■ EXERCISE INSTRUCTIONS: Rewrite the records below, replacing "Reply with name + bbox" with "Give the name and bounding box" and leaving everything else unchanged. Omit the pictures.
+++
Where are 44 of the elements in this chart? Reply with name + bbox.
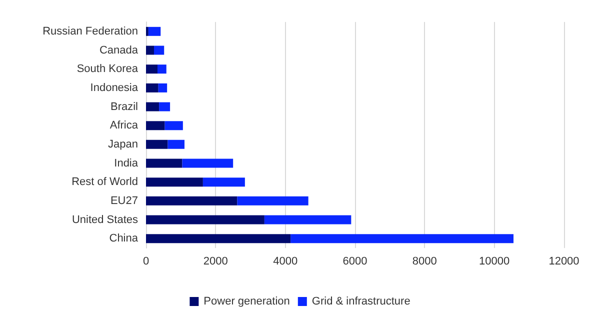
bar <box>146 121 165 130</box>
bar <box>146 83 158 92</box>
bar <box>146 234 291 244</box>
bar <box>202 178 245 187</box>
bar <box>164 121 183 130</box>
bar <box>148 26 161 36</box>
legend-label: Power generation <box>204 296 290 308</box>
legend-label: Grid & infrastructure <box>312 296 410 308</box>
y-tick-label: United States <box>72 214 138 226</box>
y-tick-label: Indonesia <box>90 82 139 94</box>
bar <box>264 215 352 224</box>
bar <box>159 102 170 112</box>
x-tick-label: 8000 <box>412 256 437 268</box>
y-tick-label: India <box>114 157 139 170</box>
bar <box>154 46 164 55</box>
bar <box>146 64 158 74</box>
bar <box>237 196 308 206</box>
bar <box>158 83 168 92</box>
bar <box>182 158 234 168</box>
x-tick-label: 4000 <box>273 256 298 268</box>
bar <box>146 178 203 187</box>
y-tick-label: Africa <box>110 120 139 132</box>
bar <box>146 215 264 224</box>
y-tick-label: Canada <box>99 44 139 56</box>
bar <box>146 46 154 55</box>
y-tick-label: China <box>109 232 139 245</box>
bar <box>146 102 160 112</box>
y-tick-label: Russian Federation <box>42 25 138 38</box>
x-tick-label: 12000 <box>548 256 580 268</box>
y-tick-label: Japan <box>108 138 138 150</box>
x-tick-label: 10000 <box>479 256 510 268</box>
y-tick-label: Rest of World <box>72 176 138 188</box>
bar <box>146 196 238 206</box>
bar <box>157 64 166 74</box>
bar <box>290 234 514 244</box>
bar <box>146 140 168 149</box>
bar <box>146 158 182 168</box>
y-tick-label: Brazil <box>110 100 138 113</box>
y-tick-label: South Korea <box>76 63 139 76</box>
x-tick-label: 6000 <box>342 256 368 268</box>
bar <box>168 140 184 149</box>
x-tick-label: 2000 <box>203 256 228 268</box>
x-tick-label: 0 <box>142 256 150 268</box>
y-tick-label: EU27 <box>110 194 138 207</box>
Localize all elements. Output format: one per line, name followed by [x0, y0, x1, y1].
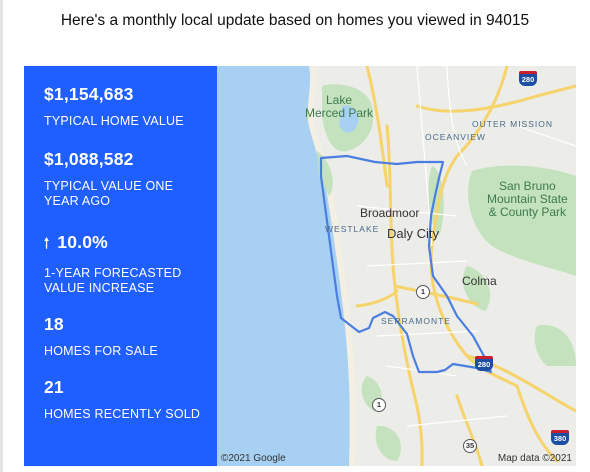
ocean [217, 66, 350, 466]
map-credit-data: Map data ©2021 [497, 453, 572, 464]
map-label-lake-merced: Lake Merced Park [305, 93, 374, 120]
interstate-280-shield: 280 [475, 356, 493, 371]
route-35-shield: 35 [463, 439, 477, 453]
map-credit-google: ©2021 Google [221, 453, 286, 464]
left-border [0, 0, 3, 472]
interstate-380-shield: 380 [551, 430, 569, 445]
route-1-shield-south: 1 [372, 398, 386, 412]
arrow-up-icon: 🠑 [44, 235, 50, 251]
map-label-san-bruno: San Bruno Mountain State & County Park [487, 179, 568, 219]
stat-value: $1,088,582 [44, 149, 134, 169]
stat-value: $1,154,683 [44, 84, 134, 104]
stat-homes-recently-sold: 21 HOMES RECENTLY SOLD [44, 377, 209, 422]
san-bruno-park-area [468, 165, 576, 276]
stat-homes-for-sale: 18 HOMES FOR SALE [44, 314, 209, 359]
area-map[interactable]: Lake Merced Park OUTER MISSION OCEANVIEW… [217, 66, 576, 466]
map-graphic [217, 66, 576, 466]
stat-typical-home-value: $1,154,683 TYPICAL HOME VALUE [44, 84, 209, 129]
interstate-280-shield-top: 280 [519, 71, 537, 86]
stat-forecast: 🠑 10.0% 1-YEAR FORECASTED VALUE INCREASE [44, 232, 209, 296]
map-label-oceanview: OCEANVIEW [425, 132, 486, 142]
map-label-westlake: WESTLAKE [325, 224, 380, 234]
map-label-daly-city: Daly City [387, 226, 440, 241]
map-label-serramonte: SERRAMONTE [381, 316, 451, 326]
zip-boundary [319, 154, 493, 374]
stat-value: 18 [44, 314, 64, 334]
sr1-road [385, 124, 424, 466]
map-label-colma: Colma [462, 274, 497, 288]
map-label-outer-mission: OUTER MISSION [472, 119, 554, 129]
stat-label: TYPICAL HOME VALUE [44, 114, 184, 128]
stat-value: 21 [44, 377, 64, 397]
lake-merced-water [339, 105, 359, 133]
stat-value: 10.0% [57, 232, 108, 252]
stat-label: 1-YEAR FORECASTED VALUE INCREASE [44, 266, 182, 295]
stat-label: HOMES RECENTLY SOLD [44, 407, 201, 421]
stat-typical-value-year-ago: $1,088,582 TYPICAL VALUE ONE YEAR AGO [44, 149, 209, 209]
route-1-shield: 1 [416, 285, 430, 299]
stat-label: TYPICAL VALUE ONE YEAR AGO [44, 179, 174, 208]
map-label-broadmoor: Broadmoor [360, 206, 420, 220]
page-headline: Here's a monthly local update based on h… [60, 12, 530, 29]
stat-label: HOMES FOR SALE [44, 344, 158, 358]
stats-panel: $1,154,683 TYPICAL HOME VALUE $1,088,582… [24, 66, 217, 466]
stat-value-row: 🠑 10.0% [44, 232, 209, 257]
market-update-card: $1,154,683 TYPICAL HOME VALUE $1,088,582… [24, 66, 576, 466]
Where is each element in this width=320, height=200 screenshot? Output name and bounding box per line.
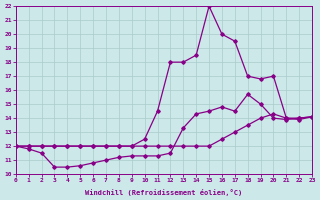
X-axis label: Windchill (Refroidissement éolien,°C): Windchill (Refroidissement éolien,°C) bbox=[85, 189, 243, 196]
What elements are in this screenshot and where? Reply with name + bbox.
+++
■ RESULT OF THE TASK:
Where are 44 of the elements in this chart? Give the name and bounding box.
bar <box>146 121 165 130</box>
bar <box>146 83 158 92</box>
bar <box>146 234 291 244</box>
bar <box>202 178 245 187</box>
bar <box>164 121 183 130</box>
bar <box>148 26 161 36</box>
legend-label: Power generation <box>204 296 290 308</box>
legend-label: Grid & infrastructure <box>312 296 410 308</box>
y-tick-label: United States <box>72 214 138 226</box>
y-tick-label: Indonesia <box>90 82 139 94</box>
bar <box>264 215 352 224</box>
bar <box>159 102 170 112</box>
x-tick-label: 8000 <box>412 256 437 268</box>
y-tick-label: India <box>114 157 139 170</box>
bar <box>154 46 164 55</box>
bar <box>146 64 158 74</box>
bar <box>237 196 308 206</box>
bar <box>158 83 168 92</box>
bar <box>182 158 234 168</box>
x-tick-label: 4000 <box>273 256 298 268</box>
bar <box>146 178 203 187</box>
y-tick-label: Africa <box>110 120 139 132</box>
bar <box>146 215 264 224</box>
y-tick-label: Canada <box>99 44 139 56</box>
bar <box>146 46 154 55</box>
y-tick-label: China <box>109 232 139 245</box>
bar <box>146 102 160 112</box>
y-tick-label: Russian Federation <box>42 25 138 38</box>
x-tick-label: 12000 <box>548 256 580 268</box>
y-tick-label: Japan <box>108 138 138 150</box>
x-tick-label: 10000 <box>479 256 510 268</box>
y-tick-label: Rest of World <box>72 176 138 188</box>
bar <box>146 196 238 206</box>
bar <box>157 64 166 74</box>
bar <box>290 234 514 244</box>
bar <box>146 140 168 149</box>
bar <box>146 158 182 168</box>
y-tick-label: Brazil <box>110 100 138 113</box>
y-tick-label: South Korea <box>76 63 139 76</box>
x-tick-label: 6000 <box>342 256 368 268</box>
bar <box>168 140 184 149</box>
x-tick-label: 2000 <box>203 256 228 268</box>
x-tick-label: 0 <box>142 256 150 268</box>
y-tick-label: EU27 <box>110 194 138 207</box>
Localize all elements. Output format: one per line, name followed by [x0, y0, x1, y1].
ocean [217, 66, 350, 466]
map-credit-data: Map data ©2021 [497, 453, 572, 464]
map-label-lake-merced: Lake Merced Park [305, 93, 374, 120]
interstate-280-shield: 280 [475, 356, 493, 371]
route-35-shield: 35 [463, 439, 477, 453]
map-credit-google: ©2021 Google [221, 453, 286, 464]
left-border [0, 0, 3, 472]
interstate-380-shield: 380 [551, 430, 569, 445]
route-1-shield-south: 1 [372, 398, 386, 412]
arrow-up-icon: 🠑 [44, 235, 50, 251]
map-label-san-bruno: San Bruno Mountain State & County Park [487, 179, 568, 219]
stat-value: $1,088,582 [44, 149, 134, 169]
stat-value: $1,154,683 [44, 84, 134, 104]
stat-homes-recently-sold: 21 HOMES RECENTLY SOLD [44, 377, 209, 422]
san-bruno-park-area [468, 165, 576, 276]
stat-homes-for-sale: 18 HOMES FOR SALE [44, 314, 209, 359]
area-map[interactable]: Lake Merced Park OUTER MISSION OCEANVIEW… [217, 66, 576, 466]
map-graphic [217, 66, 576, 466]
stat-typical-home-value: $1,154,683 TYPICAL HOME VALUE [44, 84, 209, 129]
interstate-280-shield-top: 280 [519, 71, 537, 86]
stat-forecast: 🠑 10.0% 1-YEAR FORECASTED VALUE INCREASE [44, 232, 209, 296]
map-label-oceanview: OCEANVIEW [425, 132, 486, 142]
map-label-westlake: WESTLAKE [325, 224, 380, 234]
map-label-daly-city: Daly City [387, 226, 440, 241]
map-label-serramonte: SERRAMONTE [381, 316, 451, 326]
zip-boundary [319, 154, 493, 374]
stat-value: 18 [44, 314, 64, 334]
sr1-road [385, 124, 424, 466]
map-label-colma: Colma [462, 274, 497, 288]
map-label-outer-mission: OUTER MISSION [472, 119, 554, 129]
stat-label: TYPICAL HOME VALUE [44, 114, 184, 128]
stat-value: 21 [44, 377, 64, 397]
lake-merced-water [339, 105, 359, 133]
stat-value: 10.0% [57, 232, 108, 252]
stat-label: 1-YEAR FORECASTED VALUE INCREASE [44, 266, 182, 295]
stat-label: HOMES RECENTLY SOLD [44, 407, 201, 421]
stat-typical-value-year-ago: $1,088,582 TYPICAL VALUE ONE YEAR AGO [44, 149, 209, 209]
route-1-shield: 1 [416, 285, 430, 299]
stat-label: TYPICAL VALUE ONE YEAR AGO [44, 179, 174, 208]
map-label-broadmoor: Broadmoor [360, 206, 420, 220]
page-headline: Here's a monthly local update based on h… [60, 12, 530, 29]
stat-label: HOMES FOR SALE [44, 344, 158, 358]
stats-panel: $1,154,683 TYPICAL HOME VALUE $1,088,582… [24, 66, 217, 466]
stat-value-row: 🠑 10.0% [44, 232, 209, 257]
market-update-card: $1,154,683 TYPICAL HOME VALUE $1,088,582… [24, 66, 576, 466]
Where is each element in this width=320, height=200 screenshot? Output name and bounding box per line.
X-axis label: Windchill (Refroidissement éolien,°C): Windchill (Refroidissement éolien,°C) bbox=[85, 189, 243, 196]
What elements are in this screenshot and where? Give the name and bounding box.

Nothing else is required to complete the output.